* Start *
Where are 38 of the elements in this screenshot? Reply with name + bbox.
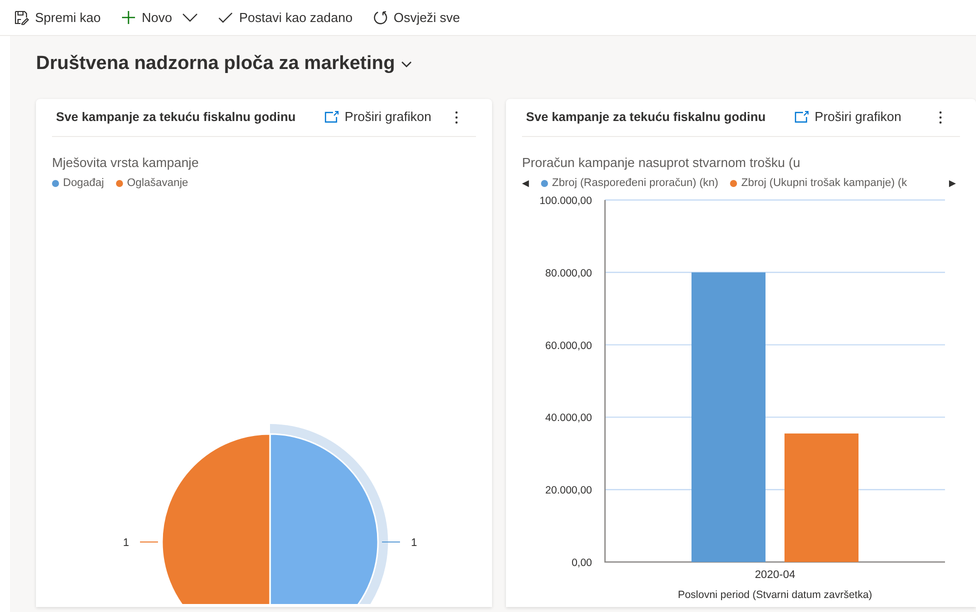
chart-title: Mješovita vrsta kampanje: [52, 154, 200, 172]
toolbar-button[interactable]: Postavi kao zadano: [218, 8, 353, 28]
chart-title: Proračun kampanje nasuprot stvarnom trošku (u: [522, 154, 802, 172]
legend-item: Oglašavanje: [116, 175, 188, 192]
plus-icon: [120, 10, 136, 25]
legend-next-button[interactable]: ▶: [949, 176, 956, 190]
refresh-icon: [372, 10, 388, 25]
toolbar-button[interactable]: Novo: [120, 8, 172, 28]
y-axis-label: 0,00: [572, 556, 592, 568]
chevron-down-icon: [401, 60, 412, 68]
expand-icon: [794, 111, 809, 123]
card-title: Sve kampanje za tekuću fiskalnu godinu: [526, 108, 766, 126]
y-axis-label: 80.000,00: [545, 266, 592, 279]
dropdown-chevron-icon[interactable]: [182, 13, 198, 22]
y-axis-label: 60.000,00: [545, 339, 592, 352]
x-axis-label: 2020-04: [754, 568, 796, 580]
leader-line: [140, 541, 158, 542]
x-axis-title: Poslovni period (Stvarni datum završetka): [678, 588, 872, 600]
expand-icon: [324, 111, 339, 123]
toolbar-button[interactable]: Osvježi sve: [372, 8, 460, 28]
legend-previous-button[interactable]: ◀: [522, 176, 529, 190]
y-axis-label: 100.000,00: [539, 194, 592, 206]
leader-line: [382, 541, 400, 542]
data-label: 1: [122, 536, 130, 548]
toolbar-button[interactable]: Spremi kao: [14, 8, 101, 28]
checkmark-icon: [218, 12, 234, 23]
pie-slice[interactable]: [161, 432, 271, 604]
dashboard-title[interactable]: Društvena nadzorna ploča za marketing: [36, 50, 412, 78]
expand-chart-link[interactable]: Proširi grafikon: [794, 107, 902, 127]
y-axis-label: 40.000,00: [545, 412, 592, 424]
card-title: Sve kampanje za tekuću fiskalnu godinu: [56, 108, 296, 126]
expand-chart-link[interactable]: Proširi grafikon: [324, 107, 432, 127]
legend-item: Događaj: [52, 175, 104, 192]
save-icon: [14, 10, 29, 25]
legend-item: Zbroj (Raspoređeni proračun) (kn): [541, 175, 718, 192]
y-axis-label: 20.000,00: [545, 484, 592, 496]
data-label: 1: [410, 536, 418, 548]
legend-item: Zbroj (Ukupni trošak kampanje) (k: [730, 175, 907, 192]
* End *
**WHAT YOU ARE ASKED TO DO**. Reproduce verbatim the rows starting at the one containing "chart-title: Mješovita vrsta" and ending at the one containing "legend-item: Oglašavanje: [116, 175, 188, 192]", with both of those rows included.

**ANSWER TO THIS EXERCISE**.
chart-title: Mješovita vrsta kampanje: [52, 154, 200, 172]
toolbar-button[interactable]: Postavi kao zadano: [218, 8, 353, 28]
chart-title: Proračun kampanje nasuprot stvarnom trošku (u: [522, 154, 802, 172]
legend-item: Oglašavanje: [116, 175, 188, 192]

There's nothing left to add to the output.